- _BRIEF_: Your task is to gather the lines below that hold the string "name".

- _MATERIAL PROVIDED_:
= = = = =
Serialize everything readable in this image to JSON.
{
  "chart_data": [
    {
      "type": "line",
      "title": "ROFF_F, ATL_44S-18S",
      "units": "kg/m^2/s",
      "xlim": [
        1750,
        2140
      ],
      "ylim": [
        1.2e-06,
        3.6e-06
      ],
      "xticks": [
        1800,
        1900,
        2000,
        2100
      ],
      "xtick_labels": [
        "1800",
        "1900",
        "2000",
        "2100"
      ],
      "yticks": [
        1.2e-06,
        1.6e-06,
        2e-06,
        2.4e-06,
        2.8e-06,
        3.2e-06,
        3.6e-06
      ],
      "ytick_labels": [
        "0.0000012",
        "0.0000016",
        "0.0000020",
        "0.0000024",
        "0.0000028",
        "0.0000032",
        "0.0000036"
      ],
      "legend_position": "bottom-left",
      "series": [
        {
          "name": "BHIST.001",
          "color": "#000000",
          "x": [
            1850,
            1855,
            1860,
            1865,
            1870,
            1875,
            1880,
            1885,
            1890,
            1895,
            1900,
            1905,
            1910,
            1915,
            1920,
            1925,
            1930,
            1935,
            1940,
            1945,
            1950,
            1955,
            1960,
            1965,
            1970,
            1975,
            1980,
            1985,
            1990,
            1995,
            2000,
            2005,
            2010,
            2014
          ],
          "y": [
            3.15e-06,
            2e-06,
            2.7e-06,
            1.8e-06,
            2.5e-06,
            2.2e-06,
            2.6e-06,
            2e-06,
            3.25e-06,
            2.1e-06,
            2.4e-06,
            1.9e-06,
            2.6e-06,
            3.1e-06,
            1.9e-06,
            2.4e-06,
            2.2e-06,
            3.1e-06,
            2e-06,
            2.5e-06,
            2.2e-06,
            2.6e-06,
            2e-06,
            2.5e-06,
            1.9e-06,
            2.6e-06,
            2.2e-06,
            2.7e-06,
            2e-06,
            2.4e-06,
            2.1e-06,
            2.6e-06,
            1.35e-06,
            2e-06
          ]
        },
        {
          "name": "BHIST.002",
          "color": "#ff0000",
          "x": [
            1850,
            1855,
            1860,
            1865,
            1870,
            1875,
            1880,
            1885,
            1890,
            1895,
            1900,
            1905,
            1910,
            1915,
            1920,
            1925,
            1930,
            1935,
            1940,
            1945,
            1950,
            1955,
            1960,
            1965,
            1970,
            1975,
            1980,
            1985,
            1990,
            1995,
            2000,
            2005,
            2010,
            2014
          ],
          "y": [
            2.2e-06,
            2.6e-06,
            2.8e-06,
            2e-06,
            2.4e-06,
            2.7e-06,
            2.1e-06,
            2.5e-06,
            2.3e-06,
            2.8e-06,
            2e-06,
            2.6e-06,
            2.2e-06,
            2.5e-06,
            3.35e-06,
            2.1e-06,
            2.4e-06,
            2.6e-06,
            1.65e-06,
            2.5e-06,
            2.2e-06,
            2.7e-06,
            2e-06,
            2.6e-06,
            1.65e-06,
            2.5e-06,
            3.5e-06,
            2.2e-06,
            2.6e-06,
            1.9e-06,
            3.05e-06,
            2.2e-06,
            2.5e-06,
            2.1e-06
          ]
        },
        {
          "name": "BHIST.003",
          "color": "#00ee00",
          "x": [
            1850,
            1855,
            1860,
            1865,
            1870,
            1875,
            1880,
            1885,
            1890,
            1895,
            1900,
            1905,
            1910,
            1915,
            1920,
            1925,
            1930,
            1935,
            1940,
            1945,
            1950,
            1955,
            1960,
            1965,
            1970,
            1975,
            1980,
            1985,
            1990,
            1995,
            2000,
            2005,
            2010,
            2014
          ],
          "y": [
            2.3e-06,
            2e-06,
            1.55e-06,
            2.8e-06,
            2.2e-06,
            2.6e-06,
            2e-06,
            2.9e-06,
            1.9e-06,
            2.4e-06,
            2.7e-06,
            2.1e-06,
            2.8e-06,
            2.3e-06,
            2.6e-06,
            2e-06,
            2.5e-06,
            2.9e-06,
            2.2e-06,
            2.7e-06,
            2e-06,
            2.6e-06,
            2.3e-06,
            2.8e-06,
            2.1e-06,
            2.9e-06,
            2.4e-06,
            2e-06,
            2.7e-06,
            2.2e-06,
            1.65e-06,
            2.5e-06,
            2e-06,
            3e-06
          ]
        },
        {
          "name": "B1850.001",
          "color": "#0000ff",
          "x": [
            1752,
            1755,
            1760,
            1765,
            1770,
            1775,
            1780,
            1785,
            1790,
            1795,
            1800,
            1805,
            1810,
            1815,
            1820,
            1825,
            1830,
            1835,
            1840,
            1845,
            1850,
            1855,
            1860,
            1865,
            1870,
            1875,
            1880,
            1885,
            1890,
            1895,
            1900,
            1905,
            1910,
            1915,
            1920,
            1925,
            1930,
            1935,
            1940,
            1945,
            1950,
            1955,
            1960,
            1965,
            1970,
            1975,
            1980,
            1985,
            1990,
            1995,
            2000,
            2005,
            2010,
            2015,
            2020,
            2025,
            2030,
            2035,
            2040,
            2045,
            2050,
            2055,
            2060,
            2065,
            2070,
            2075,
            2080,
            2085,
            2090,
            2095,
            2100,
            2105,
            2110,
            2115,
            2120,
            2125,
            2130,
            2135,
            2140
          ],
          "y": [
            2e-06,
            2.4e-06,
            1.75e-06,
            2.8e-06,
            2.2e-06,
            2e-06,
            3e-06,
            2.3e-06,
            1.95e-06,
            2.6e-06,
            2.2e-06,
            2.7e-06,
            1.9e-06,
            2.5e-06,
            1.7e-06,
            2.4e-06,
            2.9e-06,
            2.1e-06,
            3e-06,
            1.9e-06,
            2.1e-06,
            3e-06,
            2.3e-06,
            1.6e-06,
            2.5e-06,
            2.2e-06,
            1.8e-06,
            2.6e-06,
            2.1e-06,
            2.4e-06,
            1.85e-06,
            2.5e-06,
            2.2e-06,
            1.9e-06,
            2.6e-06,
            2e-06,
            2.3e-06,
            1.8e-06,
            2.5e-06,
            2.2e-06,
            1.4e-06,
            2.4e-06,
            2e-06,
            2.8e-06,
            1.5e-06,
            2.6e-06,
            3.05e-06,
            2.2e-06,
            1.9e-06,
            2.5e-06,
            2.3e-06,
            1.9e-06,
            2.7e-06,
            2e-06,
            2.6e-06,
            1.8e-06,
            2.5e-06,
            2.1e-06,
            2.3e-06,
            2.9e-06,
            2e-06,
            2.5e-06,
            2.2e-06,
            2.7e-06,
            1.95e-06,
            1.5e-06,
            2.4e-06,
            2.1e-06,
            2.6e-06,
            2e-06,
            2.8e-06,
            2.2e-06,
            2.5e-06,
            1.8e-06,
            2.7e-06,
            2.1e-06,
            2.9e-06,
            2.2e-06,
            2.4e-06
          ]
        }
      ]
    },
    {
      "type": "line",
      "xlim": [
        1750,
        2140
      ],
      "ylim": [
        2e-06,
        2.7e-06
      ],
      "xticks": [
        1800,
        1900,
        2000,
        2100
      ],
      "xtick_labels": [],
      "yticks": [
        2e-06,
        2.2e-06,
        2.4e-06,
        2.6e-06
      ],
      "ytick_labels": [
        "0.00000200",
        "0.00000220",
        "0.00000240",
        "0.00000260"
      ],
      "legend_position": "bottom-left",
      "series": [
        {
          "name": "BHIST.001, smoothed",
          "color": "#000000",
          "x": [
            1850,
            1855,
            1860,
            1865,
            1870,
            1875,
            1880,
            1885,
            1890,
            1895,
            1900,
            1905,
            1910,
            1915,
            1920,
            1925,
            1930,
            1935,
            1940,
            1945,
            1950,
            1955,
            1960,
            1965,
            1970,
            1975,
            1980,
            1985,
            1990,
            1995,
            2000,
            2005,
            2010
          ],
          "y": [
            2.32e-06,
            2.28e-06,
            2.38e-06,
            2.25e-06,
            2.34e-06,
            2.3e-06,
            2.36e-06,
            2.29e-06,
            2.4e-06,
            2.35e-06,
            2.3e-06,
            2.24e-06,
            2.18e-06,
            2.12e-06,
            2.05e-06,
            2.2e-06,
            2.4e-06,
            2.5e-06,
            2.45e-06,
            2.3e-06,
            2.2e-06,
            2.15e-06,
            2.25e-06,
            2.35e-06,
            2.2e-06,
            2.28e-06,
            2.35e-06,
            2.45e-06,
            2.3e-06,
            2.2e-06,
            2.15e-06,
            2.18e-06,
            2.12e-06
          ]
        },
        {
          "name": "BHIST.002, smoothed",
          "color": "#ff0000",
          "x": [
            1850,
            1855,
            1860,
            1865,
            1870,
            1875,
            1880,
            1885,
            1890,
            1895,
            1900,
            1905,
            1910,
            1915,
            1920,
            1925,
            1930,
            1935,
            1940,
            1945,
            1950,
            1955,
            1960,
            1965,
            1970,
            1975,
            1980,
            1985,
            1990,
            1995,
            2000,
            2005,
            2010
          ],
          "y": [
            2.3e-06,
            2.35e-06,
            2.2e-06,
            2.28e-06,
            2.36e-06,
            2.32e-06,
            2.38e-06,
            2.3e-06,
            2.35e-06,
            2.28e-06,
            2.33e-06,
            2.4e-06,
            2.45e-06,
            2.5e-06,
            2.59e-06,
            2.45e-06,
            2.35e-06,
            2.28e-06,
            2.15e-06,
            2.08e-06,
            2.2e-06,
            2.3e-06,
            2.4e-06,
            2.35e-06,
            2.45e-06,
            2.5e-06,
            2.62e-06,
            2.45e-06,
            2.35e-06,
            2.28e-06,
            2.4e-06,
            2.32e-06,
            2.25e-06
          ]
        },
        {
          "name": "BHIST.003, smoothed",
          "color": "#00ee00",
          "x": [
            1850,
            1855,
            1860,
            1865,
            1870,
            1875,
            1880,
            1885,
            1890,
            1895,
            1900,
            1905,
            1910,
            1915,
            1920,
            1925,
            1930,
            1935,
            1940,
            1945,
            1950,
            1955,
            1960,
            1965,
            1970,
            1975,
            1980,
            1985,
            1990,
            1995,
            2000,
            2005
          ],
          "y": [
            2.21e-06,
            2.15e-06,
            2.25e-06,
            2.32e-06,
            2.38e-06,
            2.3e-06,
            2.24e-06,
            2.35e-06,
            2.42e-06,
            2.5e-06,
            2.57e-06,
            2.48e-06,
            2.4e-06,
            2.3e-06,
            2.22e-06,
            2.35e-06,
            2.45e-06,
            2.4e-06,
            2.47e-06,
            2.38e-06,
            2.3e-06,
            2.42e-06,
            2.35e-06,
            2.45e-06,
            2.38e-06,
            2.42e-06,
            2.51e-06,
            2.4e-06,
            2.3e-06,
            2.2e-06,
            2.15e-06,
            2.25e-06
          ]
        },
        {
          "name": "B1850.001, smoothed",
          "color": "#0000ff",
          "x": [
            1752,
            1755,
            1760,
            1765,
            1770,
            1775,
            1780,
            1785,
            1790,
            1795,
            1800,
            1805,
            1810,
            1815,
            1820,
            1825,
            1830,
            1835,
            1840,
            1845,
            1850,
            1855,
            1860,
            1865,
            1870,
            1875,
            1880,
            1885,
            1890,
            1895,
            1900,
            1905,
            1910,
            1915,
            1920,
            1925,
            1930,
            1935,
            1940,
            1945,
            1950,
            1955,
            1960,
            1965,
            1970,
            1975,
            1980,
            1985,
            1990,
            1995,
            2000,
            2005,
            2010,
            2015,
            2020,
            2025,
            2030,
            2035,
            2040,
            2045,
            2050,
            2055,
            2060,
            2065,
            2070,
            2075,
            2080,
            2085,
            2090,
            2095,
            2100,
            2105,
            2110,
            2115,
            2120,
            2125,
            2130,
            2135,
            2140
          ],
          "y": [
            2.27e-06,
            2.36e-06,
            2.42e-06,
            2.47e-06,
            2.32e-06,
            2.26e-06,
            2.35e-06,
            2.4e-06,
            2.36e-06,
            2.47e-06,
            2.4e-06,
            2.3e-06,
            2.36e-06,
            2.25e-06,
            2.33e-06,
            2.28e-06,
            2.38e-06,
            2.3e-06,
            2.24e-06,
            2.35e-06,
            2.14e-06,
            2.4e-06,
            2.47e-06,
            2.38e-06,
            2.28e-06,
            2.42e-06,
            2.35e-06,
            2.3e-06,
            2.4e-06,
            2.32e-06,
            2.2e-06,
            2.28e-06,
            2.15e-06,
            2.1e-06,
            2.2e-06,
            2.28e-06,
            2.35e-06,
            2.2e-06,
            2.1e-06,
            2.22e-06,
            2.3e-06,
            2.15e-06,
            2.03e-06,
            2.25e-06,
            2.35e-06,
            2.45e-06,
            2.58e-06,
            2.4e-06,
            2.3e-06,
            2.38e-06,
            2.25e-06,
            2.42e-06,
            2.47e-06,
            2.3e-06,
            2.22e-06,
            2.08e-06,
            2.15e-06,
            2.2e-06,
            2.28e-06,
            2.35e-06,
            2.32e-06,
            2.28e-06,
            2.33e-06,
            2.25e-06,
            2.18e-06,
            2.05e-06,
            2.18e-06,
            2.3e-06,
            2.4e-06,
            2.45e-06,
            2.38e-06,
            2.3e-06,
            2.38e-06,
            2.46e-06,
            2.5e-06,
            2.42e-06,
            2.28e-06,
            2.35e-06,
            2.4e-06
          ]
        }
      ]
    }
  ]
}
= = = = =
- _EXERCISE SOLUTION_:
          "name": "BHIST.001",
          "name": "BHIST.002",
          "name": "BHIST.003",
          "name": "B1850.001",
          "name": "BHIST.001, smoothed",
          "name": "BHIST.002, smoothed",
          "name": "BHIST.003, smoothed",
          "name": "B1850.001, smoothed",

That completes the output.